- [Problem description] Count the lines below that contain the word "Page", and reply with only that number.

- [Material provided]
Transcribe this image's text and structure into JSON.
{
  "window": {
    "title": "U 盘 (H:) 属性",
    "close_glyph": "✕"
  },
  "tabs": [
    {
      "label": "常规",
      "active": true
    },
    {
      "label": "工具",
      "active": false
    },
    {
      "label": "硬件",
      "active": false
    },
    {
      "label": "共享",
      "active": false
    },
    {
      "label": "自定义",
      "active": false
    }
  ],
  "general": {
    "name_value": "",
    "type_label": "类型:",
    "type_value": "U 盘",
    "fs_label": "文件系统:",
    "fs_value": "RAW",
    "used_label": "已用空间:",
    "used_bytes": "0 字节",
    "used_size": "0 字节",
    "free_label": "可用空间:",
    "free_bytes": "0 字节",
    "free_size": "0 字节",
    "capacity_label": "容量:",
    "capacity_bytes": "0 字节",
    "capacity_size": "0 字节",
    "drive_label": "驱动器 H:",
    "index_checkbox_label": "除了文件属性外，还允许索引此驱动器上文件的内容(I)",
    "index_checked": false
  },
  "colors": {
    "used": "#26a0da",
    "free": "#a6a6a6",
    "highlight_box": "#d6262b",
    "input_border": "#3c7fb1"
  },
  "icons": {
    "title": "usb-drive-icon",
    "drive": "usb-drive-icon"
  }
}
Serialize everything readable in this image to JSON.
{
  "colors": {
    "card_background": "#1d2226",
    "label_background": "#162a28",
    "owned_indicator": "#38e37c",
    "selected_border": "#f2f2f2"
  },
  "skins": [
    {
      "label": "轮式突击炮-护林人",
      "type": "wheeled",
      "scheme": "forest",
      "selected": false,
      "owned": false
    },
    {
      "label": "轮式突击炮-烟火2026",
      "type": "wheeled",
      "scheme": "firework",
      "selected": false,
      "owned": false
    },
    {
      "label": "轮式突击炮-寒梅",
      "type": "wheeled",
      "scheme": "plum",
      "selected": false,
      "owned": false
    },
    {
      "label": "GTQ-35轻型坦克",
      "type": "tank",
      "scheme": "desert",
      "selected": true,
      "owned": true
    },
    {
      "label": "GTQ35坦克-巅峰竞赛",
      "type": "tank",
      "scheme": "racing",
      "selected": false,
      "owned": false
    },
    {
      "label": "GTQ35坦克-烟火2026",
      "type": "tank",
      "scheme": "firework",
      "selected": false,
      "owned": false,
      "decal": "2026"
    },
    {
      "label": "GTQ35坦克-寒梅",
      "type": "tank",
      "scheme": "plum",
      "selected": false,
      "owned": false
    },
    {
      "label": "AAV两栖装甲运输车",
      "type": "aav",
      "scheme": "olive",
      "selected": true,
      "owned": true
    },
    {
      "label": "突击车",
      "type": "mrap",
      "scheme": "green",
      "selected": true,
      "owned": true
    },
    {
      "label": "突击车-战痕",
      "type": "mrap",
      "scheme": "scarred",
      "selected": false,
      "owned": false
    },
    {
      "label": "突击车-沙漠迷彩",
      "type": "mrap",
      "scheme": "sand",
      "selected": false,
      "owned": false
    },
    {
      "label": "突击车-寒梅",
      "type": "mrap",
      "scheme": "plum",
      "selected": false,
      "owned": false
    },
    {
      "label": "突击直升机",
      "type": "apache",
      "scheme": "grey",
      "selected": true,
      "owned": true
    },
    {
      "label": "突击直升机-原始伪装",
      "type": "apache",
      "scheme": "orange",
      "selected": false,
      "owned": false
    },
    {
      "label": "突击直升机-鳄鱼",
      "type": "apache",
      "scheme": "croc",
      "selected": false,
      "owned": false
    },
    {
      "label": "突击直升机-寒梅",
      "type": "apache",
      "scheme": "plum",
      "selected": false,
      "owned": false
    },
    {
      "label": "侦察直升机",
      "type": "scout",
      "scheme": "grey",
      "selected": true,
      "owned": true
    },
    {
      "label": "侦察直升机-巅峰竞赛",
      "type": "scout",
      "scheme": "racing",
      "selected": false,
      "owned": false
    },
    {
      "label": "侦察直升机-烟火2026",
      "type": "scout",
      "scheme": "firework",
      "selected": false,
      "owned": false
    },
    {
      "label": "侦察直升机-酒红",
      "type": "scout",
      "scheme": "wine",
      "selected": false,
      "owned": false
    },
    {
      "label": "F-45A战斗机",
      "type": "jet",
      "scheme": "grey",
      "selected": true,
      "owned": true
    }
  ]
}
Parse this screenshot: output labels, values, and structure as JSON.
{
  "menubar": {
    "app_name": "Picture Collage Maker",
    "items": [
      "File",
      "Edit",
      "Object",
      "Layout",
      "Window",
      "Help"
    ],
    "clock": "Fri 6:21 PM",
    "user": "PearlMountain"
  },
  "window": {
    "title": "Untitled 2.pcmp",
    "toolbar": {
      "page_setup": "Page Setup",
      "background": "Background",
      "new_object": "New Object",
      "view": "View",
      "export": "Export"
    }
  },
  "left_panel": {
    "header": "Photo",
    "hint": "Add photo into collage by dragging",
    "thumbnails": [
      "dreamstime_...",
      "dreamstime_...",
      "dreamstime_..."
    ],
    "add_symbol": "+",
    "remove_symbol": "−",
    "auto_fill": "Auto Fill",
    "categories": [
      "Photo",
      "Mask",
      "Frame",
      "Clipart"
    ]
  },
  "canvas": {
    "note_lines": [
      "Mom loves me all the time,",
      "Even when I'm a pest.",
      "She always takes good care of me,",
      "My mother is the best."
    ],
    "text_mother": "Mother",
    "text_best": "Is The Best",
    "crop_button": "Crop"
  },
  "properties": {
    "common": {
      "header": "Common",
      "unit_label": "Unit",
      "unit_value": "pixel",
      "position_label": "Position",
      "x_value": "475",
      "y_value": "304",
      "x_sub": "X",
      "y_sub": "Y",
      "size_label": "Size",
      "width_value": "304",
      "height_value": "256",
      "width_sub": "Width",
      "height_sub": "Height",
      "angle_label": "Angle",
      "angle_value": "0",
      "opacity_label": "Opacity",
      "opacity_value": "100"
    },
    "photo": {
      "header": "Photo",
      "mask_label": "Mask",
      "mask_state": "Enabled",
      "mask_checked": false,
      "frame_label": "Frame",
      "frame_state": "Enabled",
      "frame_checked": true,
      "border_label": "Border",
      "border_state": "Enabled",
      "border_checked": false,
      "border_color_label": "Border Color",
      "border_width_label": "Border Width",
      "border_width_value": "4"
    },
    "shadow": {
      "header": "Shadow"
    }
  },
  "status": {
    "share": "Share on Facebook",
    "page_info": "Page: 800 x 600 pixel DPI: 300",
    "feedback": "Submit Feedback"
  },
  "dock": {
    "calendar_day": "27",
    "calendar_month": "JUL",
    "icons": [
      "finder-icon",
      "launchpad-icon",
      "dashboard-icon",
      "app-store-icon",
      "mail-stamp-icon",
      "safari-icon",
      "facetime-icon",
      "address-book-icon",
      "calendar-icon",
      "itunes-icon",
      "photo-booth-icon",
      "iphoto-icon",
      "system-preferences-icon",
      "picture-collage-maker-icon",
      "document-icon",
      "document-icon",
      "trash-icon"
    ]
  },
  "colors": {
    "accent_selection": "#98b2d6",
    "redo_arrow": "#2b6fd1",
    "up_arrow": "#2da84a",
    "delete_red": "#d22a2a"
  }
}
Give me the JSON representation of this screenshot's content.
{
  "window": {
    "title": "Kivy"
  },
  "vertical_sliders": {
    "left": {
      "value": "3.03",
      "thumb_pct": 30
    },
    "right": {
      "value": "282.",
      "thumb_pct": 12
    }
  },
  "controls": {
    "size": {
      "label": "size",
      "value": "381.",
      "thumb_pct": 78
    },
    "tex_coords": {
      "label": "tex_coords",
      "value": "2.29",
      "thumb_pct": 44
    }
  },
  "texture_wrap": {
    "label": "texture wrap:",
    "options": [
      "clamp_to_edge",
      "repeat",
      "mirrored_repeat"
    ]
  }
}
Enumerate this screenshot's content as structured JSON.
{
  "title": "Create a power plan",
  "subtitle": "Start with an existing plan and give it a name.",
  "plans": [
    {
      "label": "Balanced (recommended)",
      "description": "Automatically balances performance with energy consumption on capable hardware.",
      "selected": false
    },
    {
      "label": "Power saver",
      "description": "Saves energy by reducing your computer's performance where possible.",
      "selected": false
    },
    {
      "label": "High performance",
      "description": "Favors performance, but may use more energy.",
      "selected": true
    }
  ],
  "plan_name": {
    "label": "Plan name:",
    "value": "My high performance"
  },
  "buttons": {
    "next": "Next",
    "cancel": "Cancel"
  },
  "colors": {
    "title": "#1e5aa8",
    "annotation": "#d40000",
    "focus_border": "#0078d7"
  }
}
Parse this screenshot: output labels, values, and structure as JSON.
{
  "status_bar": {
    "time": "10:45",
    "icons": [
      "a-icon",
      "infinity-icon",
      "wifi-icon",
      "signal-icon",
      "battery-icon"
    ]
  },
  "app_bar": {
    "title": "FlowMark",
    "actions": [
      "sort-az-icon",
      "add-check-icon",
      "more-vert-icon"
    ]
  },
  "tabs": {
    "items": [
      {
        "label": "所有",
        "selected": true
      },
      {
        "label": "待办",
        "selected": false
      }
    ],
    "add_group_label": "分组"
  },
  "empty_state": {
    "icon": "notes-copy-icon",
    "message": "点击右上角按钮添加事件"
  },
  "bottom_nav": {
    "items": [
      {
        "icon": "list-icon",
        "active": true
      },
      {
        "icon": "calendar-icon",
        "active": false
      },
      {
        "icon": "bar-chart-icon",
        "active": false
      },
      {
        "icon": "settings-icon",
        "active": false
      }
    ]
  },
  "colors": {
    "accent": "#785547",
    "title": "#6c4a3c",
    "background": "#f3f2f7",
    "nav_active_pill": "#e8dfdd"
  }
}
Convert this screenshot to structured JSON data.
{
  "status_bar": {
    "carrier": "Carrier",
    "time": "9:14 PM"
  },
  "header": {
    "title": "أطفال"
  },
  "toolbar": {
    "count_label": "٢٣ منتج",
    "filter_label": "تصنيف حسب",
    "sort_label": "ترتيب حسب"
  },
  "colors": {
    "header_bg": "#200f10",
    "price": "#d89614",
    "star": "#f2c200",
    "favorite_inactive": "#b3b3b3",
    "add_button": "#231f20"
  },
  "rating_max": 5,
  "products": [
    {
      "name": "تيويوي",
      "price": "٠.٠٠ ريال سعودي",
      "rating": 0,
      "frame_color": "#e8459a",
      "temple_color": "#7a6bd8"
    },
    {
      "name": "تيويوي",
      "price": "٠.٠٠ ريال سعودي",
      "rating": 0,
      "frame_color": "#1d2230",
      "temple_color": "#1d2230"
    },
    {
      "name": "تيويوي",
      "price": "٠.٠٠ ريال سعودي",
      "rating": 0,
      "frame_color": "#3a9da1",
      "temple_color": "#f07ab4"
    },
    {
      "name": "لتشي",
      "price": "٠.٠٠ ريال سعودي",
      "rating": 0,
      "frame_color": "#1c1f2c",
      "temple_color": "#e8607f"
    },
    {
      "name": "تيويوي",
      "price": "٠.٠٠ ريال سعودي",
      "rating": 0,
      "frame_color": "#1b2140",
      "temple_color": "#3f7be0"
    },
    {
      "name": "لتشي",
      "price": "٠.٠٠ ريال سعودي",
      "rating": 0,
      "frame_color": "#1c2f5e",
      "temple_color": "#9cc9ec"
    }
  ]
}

- [Correct answer] 2